** START Stored rows **
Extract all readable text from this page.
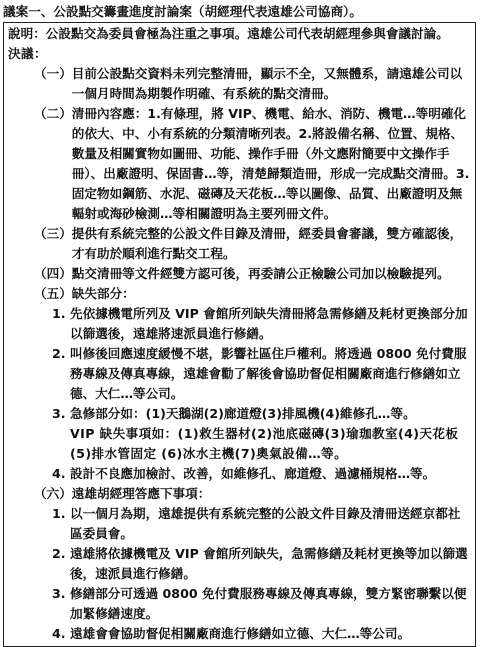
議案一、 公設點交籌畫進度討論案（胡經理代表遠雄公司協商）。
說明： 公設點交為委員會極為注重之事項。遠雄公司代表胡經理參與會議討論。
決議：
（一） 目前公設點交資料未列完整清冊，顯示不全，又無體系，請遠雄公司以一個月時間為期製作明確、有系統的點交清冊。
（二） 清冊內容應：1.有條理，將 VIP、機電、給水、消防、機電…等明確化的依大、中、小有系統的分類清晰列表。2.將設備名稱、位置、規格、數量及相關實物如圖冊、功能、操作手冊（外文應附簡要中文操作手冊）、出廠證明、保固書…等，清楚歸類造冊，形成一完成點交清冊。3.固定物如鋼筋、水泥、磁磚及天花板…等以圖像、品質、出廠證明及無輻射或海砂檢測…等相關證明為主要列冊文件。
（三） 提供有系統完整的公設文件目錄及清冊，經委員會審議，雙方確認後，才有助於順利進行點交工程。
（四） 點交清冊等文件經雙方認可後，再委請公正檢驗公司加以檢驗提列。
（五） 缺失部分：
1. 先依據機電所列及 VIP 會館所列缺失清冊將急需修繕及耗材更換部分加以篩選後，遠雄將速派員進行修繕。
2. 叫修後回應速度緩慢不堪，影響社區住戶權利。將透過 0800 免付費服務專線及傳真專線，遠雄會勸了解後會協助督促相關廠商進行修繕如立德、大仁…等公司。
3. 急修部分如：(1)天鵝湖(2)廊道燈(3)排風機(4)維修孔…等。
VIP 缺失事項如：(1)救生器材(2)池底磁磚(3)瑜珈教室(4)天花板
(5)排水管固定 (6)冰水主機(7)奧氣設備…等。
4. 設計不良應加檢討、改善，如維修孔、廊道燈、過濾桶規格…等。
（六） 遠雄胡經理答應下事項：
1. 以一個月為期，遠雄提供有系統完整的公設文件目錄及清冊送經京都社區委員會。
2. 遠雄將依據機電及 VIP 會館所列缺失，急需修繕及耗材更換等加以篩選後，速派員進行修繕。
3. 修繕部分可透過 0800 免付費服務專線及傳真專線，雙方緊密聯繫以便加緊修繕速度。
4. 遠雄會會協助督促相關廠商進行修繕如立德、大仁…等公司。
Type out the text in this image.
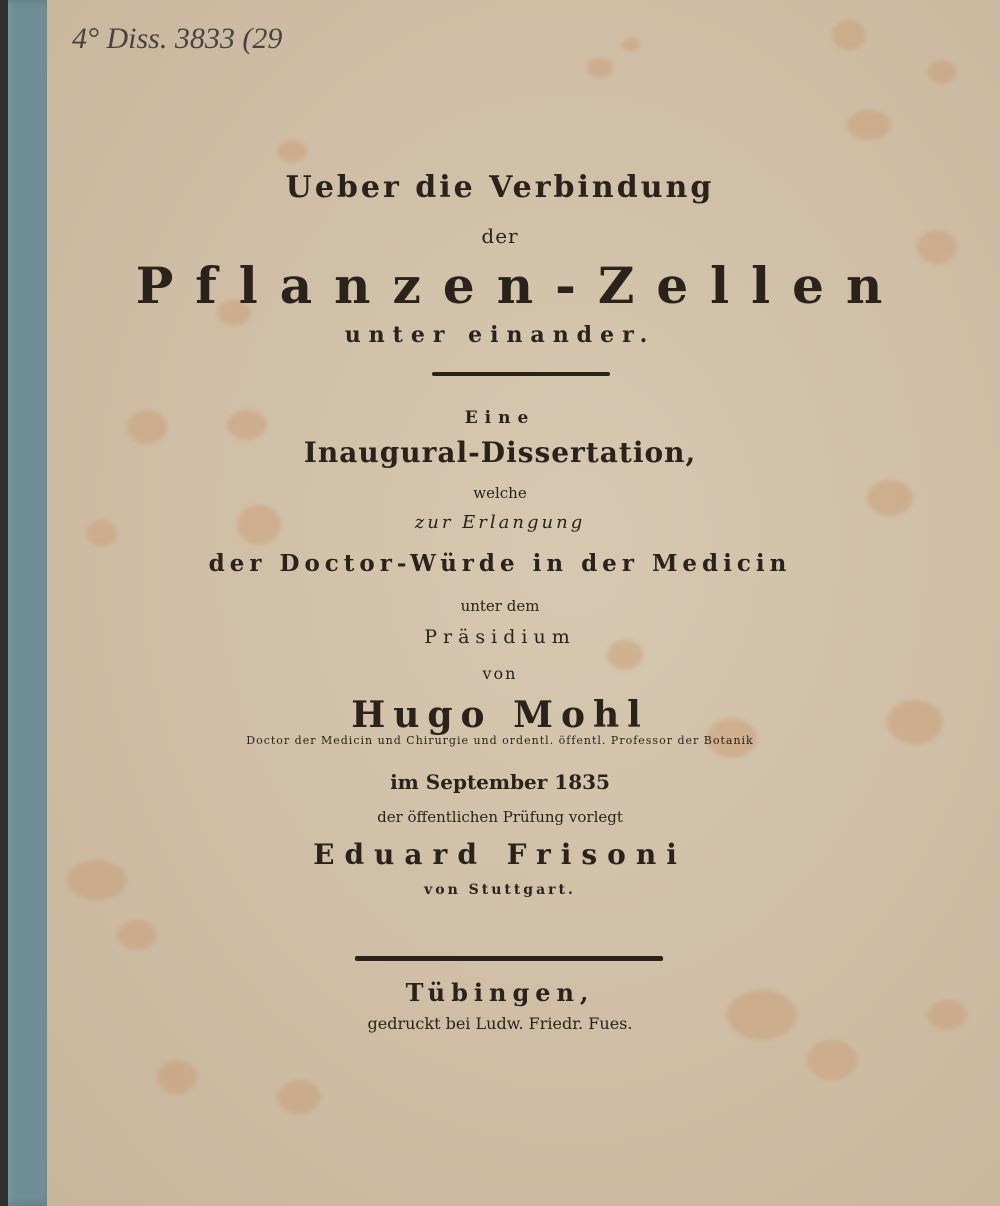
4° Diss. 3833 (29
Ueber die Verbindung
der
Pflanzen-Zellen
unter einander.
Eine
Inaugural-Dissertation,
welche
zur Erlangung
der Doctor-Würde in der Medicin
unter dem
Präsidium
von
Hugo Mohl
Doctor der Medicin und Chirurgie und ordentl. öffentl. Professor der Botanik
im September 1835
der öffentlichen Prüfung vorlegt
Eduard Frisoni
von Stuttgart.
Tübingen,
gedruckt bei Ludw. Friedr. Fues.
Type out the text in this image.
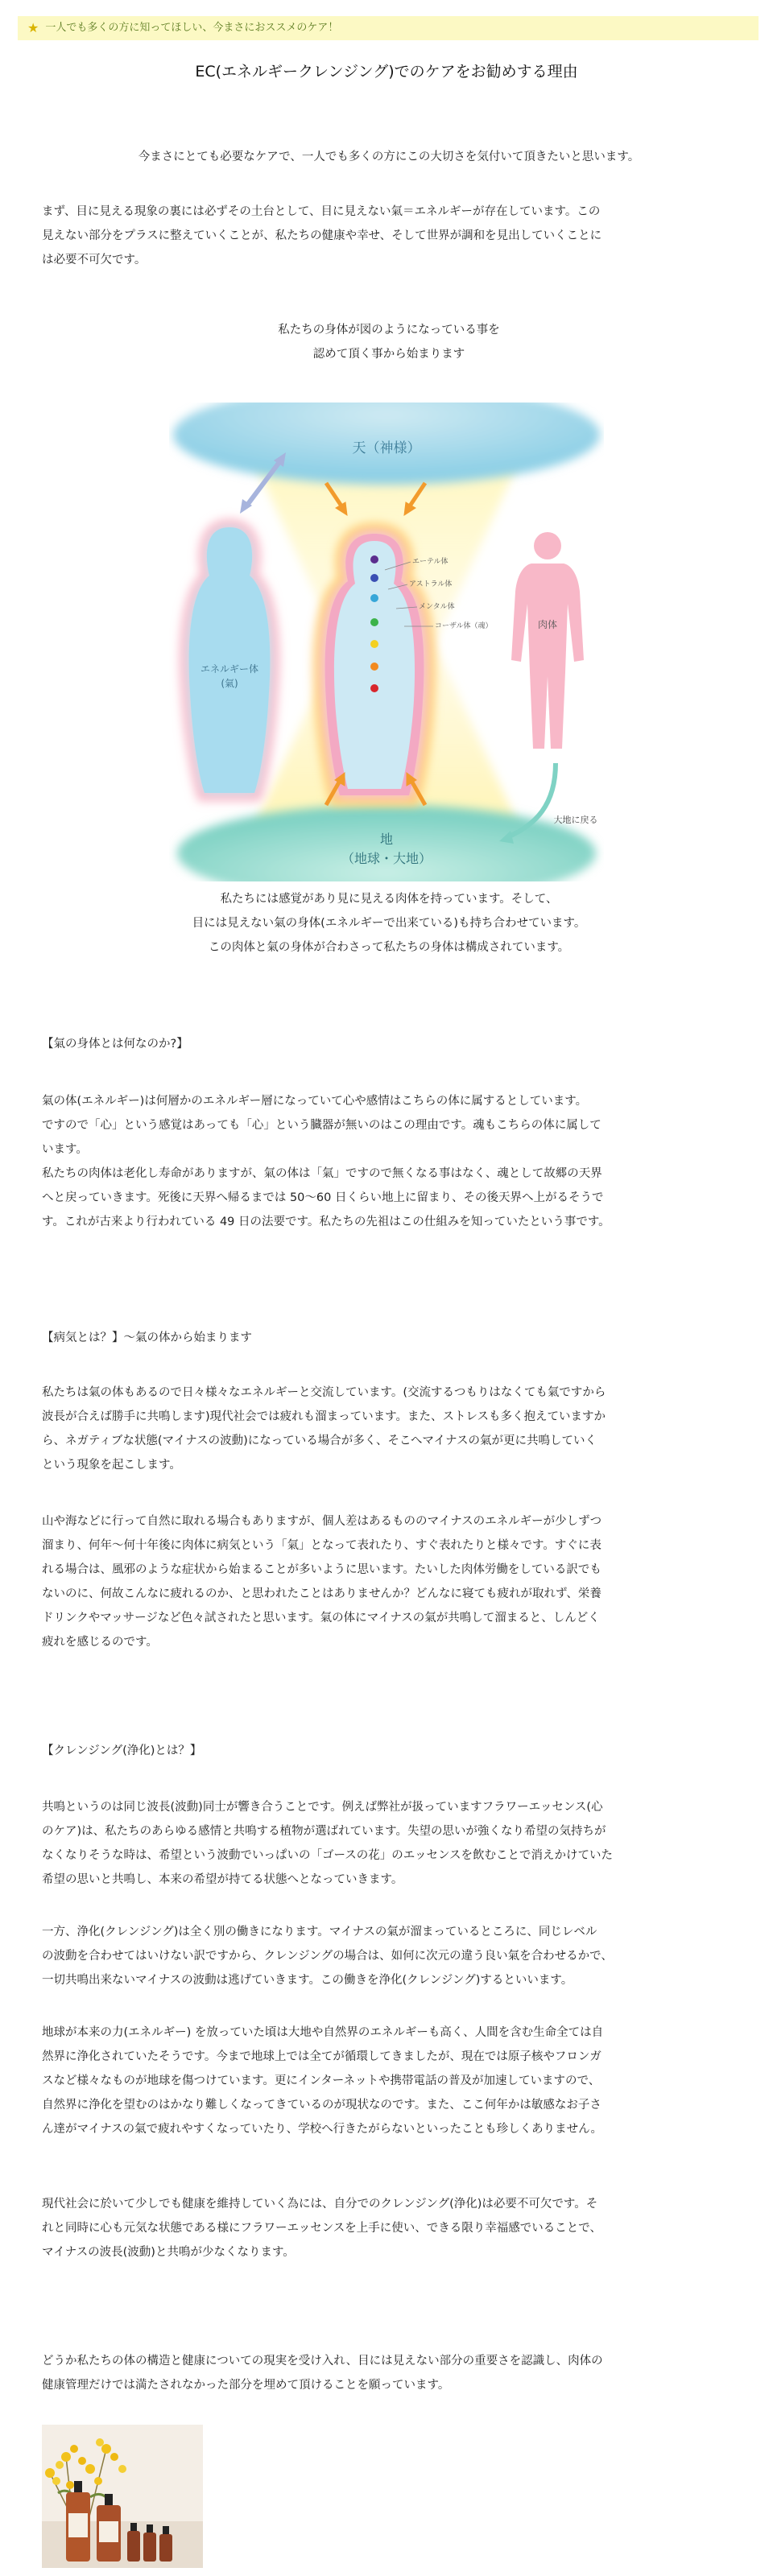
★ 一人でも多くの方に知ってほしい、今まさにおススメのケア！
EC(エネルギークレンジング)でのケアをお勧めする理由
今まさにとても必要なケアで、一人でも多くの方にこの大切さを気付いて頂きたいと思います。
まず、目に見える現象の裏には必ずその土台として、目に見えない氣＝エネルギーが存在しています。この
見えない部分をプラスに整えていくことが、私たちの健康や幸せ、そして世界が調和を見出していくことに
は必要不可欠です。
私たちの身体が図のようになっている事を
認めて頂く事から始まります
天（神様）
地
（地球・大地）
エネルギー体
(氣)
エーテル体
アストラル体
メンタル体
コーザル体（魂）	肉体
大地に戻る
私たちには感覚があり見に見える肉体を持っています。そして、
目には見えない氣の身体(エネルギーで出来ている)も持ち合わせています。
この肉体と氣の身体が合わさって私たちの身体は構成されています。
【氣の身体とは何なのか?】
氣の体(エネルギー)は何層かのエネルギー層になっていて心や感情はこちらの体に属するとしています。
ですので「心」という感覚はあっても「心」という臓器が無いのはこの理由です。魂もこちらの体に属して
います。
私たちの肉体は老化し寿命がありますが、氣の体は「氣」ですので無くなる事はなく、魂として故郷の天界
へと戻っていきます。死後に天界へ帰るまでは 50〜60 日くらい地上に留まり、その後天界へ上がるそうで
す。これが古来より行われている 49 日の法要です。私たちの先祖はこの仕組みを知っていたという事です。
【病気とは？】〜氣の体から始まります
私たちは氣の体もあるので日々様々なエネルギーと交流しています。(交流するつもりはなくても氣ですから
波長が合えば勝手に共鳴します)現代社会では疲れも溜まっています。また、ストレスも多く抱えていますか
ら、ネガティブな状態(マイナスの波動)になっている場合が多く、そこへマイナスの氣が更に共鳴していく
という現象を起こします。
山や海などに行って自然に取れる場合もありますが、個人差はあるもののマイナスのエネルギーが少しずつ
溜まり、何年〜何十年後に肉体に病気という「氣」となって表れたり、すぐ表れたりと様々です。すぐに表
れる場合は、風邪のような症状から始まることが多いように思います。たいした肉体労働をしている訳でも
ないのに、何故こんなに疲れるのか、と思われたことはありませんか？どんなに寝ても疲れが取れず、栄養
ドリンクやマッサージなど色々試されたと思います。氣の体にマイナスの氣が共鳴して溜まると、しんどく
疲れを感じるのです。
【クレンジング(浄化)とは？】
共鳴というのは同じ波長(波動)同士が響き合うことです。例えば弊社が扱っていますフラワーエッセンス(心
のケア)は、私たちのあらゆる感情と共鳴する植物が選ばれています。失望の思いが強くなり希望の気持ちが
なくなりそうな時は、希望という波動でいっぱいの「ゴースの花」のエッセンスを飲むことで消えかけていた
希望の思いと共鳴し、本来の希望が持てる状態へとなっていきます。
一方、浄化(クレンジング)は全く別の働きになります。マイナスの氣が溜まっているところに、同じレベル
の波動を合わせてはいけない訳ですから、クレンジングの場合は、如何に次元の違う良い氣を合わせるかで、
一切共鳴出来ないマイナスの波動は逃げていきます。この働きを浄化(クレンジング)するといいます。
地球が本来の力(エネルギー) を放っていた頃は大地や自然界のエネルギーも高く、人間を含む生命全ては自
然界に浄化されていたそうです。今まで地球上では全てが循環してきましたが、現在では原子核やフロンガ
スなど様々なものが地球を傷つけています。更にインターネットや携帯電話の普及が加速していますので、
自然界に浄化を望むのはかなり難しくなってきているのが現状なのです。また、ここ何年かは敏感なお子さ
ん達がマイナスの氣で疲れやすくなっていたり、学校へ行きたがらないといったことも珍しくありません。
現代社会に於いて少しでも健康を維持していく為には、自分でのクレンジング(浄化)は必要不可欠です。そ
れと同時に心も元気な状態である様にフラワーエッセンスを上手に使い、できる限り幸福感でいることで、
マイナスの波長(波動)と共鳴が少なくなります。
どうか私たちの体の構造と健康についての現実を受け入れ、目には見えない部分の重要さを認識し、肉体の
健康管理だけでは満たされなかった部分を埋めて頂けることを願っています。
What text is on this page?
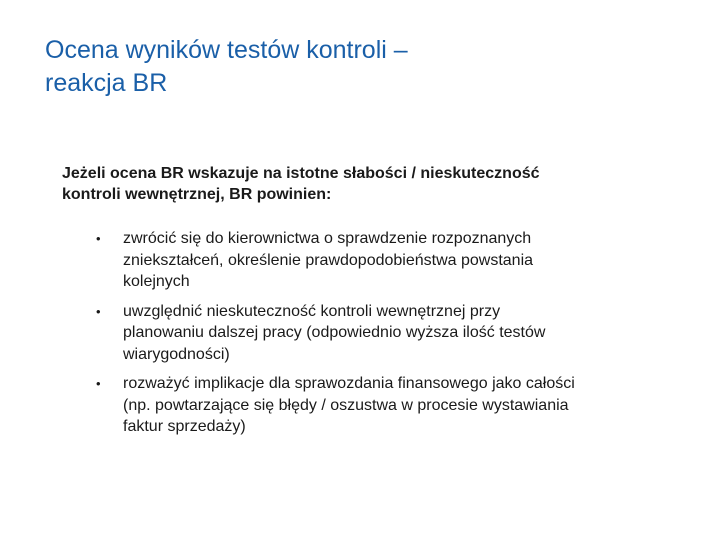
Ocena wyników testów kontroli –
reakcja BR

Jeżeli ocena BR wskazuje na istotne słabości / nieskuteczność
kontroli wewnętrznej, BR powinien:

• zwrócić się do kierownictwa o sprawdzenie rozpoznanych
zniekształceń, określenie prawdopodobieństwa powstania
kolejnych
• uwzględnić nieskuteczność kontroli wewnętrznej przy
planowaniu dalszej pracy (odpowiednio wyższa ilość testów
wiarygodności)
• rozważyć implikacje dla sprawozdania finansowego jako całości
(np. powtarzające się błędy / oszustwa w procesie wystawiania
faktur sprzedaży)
** END Stored rows **
Each entry above should be reproduced exactly, with the pictures removed.

Task solution >>
Extract all readable text from this page.
議案一、 公設點交籌畫進度討論案（胡經理代表遠雄公司協商）。
說明： 公設點交為委員會極為注重之事項。遠雄公司代表胡經理參與會議討論。
決議：
（一） 目前公設點交資料未列完整清冊，顯示不全，又無體系，請遠雄公司以一個月時間為期製作明確、有系統的點交清冊。
（二） 清冊內容應：1.有條理，將 VIP、機電、給水、消防、機電…等明確化的依大、中、小有系統的分類清晰列表。2.將設備名稱、位置、規格、數量及相關實物如圖冊、功能、操作手冊（外文應附簡要中文操作手冊）、出廠證明、保固書…等，清楚歸類造冊，形成一完成點交清冊。3.固定物如鋼筋、水泥、磁磚及天花板…等以圖像、品質、出廠證明及無輻射或海砂檢測…等相關證明為主要列冊文件。
（三） 提供有系統完整的公設文件目錄及清冊，經委員會審議，雙方確認後，才有助於順利進行點交工程。
（四） 點交清冊等文件經雙方認可後，再委請公正檢驗公司加以檢驗提列。
（五） 缺失部分：
1. 先依據機電所列及 VIP 會館所列缺失清冊將急需修繕及耗材更換部分加以篩選後，遠雄將速派員進行修繕。
2. 叫修後回應速度緩慢不堪，影響社區住戶權利。將透過 0800 免付費服務專線及傳真專線，遠雄會勸了解後會協助督促相關廠商進行修繕如立德、大仁…等公司。
3. 急修部分如：(1)天鵝湖(2)廊道燈(3)排風機(4)維修孔…等。
VIP 缺失事項如：(1)救生器材(2)池底磁磚(3)瑜珈教室(4)天花板
(5)排水管固定 (6)冰水主機(7)奧氣設備…等。
4. 設計不良應加檢討、改善，如維修孔、廊道燈、過濾桶規格…等。
（六） 遠雄胡經理答應下事項：
1. 以一個月為期，遠雄提供有系統完整的公設文件目錄及清冊送經京都社區委員會。
2. 遠雄將依據機電及 VIP 會館所列缺失，急需修繕及耗材更換等加以篩選後，速派員進行修繕。
3. 修繕部分可透過 0800 免付費服務專線及傳真專線，雙方緊密聯繫以便加緊修繕速度。
4. 遠雄會會協助督促相關廠商進行修繕如立德、大仁…等公司。
Type out the text in this image.
4° Diss. 3833 (29
Ueber die Verbindung
der
Pflanzen-Zellen
unter einander.
Eine
Inaugural-Dissertation,
welche
zur Erlangung
der Doctor-Würde in der Medicin
unter dem
Präsidium
von
Hugo Mohl
Doctor der Medicin und Chirurgie und ordentl. öffentl. Professor der Botanik
im September 1835
der öffentlichen Prüfung vorlegt
Eduard Frisoni
von Stuttgart.
Tübingen,
gedruckt bei Ludw. Friedr. Fues.
Type out the text in this image.
★ 一人でも多くの方に知ってほしい、今まさにおススメのケア！
EC(エネルギークレンジング)でのケアをお勧めする理由
今まさにとても必要なケアで、一人でも多くの方にこの大切さを気付いて頂きたいと思います。
まず、目に見える現象の裏には必ずその土台として、目に見えない氣＝エネルギーが存在しています。この
見えない部分をプラスに整えていくことが、私たちの健康や幸せ、そして世界が調和を見出していくことに
は必要不可欠です。
私たちの身体が図のようになっている事を
認めて頂く事から始まります
天（神様）
地
（地球・大地）
エネルギー体
(氣)
エーテル体
アストラル体
メンタル体
コーザル体（魂）	肉体
大地に戻る
私たちには感覚があり見に見える肉体を持っています。そして、
目には見えない氣の身体(エネルギーで出来ている)も持ち合わせています。
この肉体と氣の身体が合わさって私たちの身体は構成されています。
【氣の身体とは何なのか?】
氣の体(エネルギー)は何層かのエネルギー層になっていて心や感情はこちらの体に属するとしています。
ですので「心」という感覚はあっても「心」という臓器が無いのはこの理由です。魂もこちらの体に属して
います。
私たちの肉体は老化し寿命がありますが、氣の体は「氣」ですので無くなる事はなく、魂として故郷の天界
へと戻っていきます。死後に天界へ帰るまでは 50〜60 日くらい地上に留まり、その後天界へ上がるそうで
す。これが古来より行われている 49 日の法要です。私たちの先祖はこの仕組みを知っていたという事です。
【病気とは？】〜氣の体から始まります
私たちは氣の体もあるので日々様々なエネルギーと交流しています。(交流するつもりはなくても氣ですから
波長が合えば勝手に共鳴します)現代社会では疲れも溜まっています。また、ストレスも多く抱えていますか
ら、ネガティブな状態(マイナスの波動)になっている場合が多く、そこへマイナスの氣が更に共鳴していく
という現象を起こします。
山や海などに行って自然に取れる場合もありますが、個人差はあるもののマイナスのエネルギーが少しずつ
溜まり、何年〜何十年後に肉体に病気という「氣」となって表れたり、すぐ表れたりと様々です。すぐに表
れる場合は、風邪のような症状から始まることが多いように思います。たいした肉体労働をしている訳でも
ないのに、何故こんなに疲れるのか、と思われたことはありませんか？どんなに寝ても疲れが取れず、栄養
ドリンクやマッサージなど色々試されたと思います。氣の体にマイナスの氣が共鳴して溜まると、しんどく
疲れを感じるのです。
【クレンジング(浄化)とは？】
共鳴というのは同じ波長(波動)同士が響き合うことです。例えば弊社が扱っていますフラワーエッセンス(心
のケア)は、私たちのあらゆる感情と共鳴する植物が選ばれています。失望の思いが強くなり希望の気持ちが
なくなりそうな時は、希望という波動でいっぱいの「ゴースの花」のエッセンスを飲むことで消えかけていた
希望の思いと共鳴し、本来の希望が持てる状態へとなっていきます。
一方、浄化(クレンジング)は全く別の働きになります。マイナスの氣が溜まっているところに、同じレベル
の波動を合わせてはいけない訳ですから、クレンジングの場合は、如何に次元の違う良い氣を合わせるかで、
一切共鳴出来ないマイナスの波動は逃げていきます。この働きを浄化(クレンジング)するといいます。
地球が本来の力(エネルギー) を放っていた頃は大地や自然界のエネルギーも高く、人間を含む生命全ては自
然界に浄化されていたそうです。今まで地球上では全てが循環してきましたが、現在では原子核やフロンガ
スなど様々なものが地球を傷つけています。更にインターネットや携帯電話の普及が加速していますので、
自然界に浄化を望むのはかなり難しくなってきているのが現状なのです。また、ここ何年かは敏感なお子さ
ん達がマイナスの氣で疲れやすくなっていたり、学校へ行きたがらないといったことも珍しくありません。
現代社会に於いて少しでも健康を維持していく為には、自分でのクレンジング(浄化)は必要不可欠です。そ
れと同時に心も元気な状態である様にフラワーエッセンスを上手に使い、できる限り幸福感でいることで、
マイナスの波長(波動)と共鳴が少なくなります。
どうか私たちの体の構造と健康についての現実を受け入れ、目には見えない部分の重要さを認識し、肉体の
健康管理だけでは満たされなかった部分を埋めて頂けることを願っています。
What text is on this page?
Ocena wyników testów kontroli –
reakcja BR

Jeżeli ocena BR wskazuje na istotne słabości / nieskuteczność
kontroli wewnętrznej, BR powinien:

• zwrócić się do kierownictwa o sprawdzenie rozpoznanych
zniekształceń, określenie prawdopodobieństwa powstania
kolejnych
• uwzględnić nieskuteczność kontroli wewnętrznej przy
planowaniu dalszej pracy (odpowiednio wyższa ilość testów
wiarygodności)
• rozważyć implikacje dla sprawozdania finansowego jako całości
(np. powtarzające się błędy / oszustwa w procesie wystawiania
faktur sprzedaży)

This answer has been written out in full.